Direction -
Quote all entries in full, exactly.

Given records -
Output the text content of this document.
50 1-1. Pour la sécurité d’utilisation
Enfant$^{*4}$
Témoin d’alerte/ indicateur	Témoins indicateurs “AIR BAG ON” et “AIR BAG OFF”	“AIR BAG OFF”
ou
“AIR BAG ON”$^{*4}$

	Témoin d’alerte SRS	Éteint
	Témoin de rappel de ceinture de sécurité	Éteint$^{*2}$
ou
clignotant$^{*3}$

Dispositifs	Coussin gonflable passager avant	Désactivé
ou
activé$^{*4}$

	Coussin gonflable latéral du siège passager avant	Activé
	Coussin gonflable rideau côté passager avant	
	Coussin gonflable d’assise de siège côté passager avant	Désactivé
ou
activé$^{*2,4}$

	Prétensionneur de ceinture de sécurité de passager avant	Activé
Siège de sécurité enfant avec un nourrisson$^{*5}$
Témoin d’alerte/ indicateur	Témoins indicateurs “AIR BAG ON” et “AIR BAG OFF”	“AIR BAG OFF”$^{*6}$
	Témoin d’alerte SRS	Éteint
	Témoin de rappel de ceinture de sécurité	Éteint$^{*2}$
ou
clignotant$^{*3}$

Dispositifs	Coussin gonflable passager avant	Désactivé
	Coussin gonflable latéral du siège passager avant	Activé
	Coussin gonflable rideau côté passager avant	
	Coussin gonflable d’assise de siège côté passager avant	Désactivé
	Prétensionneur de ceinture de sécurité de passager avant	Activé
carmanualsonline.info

Output -
Output the text content of this document.
50 1-1. Pour la sécurité d’utilisation
Enfant$^{*4}$
Témoin d’alerte/ indicateur	Témoins indicateurs “AIR BAG ON” et “AIR BAG OFF”	“AIR BAG OFF”
ou
“AIR BAG ON”$^{*4}$

	Témoin d’alerte SRS	Éteint
	Témoin de rappel de ceinture de sécurité	Éteint$^{*2}$
ou
clignotant$^{*3}$

Dispositifs	Coussin gonflable passager avant	Désactivé
ou
activé$^{*4}$

	Coussin gonflable latéral du siège passager avant	Activé
	Coussin gonflable rideau côté passager avant	
	Coussin gonflable d’assise de siège côté passager avant	Désactivé
ou
activé$^{*2,4}$

	Prétensionneur de ceinture de sécurité de passager avant	Activé
Siège de sécurité enfant avec un nourrisson$^{*5}$
Témoin d’alerte/ indicateur	Témoins indicateurs “AIR BAG ON” et “AIR BAG OFF”	“AIR BAG OFF”$^{*6}$
	Témoin d’alerte SRS	Éteint
	Témoin de rappel de ceinture de sécurité	Éteint$^{*2}$
ou
clignotant$^{*3}$

Dispositifs	Coussin gonflable passager avant	Désactivé
	Coussin gonflable latéral du siège passager avant	Activé
	Coussin gonflable rideau côté passager avant	
	Coussin gonflable d’assise de siège côté passager avant	Désactivé
	Prétensionneur de ceinture de sécurité de passager avant	Activé
carmanualsonline.info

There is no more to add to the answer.